§ **Task directions**
Report every line from the material that contains the word "Open".

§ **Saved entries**
--- Start ---

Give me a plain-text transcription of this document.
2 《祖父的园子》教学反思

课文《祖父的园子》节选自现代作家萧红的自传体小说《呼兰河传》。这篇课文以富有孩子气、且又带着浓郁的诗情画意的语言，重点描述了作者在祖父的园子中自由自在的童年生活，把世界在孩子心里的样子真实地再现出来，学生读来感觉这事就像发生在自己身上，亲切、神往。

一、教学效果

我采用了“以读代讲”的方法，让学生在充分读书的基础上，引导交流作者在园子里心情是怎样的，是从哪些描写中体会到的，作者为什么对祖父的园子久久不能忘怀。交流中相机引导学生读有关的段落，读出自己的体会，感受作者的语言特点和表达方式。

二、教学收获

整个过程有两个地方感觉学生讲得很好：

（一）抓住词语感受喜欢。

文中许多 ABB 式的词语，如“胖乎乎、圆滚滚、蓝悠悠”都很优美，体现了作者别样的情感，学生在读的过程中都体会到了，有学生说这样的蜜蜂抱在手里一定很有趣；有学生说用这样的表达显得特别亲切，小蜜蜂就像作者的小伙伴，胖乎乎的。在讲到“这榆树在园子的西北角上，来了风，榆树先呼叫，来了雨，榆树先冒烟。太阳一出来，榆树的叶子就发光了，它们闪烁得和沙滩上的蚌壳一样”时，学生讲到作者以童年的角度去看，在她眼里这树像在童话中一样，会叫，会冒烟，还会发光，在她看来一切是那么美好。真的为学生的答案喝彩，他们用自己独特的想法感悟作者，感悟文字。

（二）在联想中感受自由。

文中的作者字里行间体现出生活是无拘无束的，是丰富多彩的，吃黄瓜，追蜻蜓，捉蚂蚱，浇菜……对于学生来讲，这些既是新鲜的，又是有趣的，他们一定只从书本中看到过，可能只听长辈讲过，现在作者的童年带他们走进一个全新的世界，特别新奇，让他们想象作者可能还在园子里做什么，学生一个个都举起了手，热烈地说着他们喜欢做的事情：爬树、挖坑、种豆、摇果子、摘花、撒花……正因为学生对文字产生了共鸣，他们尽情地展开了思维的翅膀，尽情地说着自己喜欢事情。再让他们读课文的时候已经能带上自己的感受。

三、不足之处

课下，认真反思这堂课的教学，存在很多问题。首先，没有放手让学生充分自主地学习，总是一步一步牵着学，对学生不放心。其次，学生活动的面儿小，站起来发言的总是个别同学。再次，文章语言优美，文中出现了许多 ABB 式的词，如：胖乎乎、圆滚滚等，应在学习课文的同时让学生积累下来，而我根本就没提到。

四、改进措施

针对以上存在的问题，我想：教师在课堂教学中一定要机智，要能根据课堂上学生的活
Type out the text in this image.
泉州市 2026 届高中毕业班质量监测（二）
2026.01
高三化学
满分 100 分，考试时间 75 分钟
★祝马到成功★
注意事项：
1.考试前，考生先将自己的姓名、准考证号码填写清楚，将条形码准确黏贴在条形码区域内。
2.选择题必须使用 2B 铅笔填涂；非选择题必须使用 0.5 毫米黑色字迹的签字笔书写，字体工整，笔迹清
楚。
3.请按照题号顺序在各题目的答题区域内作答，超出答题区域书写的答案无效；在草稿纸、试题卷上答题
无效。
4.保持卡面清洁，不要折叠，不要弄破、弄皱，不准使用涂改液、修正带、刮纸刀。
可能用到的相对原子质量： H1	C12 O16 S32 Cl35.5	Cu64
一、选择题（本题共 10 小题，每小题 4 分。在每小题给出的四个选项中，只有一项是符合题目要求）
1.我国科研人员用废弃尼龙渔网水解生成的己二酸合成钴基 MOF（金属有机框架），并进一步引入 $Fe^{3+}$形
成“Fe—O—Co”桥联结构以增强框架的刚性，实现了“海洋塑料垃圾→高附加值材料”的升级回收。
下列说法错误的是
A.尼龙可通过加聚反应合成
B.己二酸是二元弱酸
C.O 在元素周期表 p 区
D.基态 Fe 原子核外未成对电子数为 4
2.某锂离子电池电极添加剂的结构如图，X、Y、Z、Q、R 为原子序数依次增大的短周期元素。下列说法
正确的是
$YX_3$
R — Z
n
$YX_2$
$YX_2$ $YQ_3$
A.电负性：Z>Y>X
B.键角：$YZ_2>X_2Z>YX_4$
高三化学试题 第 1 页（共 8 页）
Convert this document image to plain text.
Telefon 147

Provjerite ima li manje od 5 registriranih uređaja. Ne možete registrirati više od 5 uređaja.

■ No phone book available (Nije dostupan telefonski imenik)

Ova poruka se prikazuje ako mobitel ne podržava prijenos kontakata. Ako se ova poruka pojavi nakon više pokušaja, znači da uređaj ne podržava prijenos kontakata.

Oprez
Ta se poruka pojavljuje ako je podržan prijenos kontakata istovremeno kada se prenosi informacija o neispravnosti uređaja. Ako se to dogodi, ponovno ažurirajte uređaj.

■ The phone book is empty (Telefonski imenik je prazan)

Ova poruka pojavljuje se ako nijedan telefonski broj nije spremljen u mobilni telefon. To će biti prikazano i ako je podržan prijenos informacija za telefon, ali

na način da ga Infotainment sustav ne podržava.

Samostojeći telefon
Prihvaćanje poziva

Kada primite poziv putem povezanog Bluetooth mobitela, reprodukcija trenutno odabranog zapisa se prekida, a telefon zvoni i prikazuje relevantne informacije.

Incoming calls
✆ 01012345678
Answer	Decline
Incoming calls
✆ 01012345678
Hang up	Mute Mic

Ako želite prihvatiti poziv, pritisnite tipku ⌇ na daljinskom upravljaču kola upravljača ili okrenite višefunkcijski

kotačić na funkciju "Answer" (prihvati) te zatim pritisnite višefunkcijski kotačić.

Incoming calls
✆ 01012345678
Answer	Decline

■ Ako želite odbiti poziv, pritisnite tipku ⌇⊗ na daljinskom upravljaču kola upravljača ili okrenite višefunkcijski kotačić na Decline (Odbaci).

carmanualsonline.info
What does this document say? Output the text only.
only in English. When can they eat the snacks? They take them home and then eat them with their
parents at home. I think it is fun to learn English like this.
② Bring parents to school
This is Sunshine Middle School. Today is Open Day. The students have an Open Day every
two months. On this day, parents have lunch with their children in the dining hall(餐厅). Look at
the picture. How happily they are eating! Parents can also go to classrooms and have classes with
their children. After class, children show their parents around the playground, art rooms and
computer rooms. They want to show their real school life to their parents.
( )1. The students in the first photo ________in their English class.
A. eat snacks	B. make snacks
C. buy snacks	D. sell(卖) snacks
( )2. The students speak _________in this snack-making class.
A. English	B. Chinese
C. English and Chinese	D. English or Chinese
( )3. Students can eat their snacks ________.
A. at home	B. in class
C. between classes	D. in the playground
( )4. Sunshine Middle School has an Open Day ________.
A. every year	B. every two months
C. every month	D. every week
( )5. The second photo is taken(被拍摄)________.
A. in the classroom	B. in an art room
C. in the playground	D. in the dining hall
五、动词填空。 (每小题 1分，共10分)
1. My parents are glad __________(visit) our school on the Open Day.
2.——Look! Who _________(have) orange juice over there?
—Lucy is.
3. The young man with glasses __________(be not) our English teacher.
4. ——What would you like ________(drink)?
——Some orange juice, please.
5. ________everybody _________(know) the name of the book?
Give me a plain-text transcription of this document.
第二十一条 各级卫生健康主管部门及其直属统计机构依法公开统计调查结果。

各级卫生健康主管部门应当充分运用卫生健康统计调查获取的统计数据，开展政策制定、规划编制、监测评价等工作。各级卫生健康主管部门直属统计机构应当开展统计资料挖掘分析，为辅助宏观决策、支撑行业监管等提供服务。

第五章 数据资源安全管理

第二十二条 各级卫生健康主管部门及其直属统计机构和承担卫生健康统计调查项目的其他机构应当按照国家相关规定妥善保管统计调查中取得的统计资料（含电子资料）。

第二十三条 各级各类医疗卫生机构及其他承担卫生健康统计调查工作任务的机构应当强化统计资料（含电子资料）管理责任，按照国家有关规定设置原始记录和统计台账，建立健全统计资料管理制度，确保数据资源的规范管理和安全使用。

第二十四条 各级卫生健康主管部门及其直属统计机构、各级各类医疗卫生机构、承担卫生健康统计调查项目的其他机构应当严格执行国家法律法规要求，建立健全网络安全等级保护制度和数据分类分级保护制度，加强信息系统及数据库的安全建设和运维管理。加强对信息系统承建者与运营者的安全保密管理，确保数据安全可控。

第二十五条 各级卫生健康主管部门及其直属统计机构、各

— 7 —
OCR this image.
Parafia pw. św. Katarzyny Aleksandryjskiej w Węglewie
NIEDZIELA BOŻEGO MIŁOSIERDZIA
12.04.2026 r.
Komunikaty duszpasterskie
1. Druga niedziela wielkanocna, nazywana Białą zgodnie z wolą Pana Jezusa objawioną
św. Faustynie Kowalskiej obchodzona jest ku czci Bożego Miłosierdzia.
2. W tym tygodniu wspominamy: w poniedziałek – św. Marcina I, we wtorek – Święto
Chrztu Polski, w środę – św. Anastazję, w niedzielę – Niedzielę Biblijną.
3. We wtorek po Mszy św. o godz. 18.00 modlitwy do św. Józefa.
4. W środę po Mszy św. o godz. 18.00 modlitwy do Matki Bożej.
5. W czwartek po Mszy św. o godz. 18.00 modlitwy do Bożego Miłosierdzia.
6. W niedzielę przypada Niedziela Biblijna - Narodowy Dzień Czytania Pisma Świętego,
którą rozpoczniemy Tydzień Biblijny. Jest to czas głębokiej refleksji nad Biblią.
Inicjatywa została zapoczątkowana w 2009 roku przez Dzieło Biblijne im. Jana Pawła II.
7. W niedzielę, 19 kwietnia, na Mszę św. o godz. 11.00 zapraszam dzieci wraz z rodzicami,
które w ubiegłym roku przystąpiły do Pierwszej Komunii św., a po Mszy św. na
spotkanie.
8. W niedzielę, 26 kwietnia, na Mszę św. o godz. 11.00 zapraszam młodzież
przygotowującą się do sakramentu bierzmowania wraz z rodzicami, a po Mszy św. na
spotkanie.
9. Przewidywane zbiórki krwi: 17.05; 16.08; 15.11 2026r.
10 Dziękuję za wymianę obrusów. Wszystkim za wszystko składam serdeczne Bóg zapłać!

--- End ---

§ **Solution for this exercise**
This is Sunshine Middle School. Today is Open Day. The students have an Open Day every
( )4. Sunshine Middle School has an Open Day ________.
1. My parents are glad __________(visit) our school on the Open Day.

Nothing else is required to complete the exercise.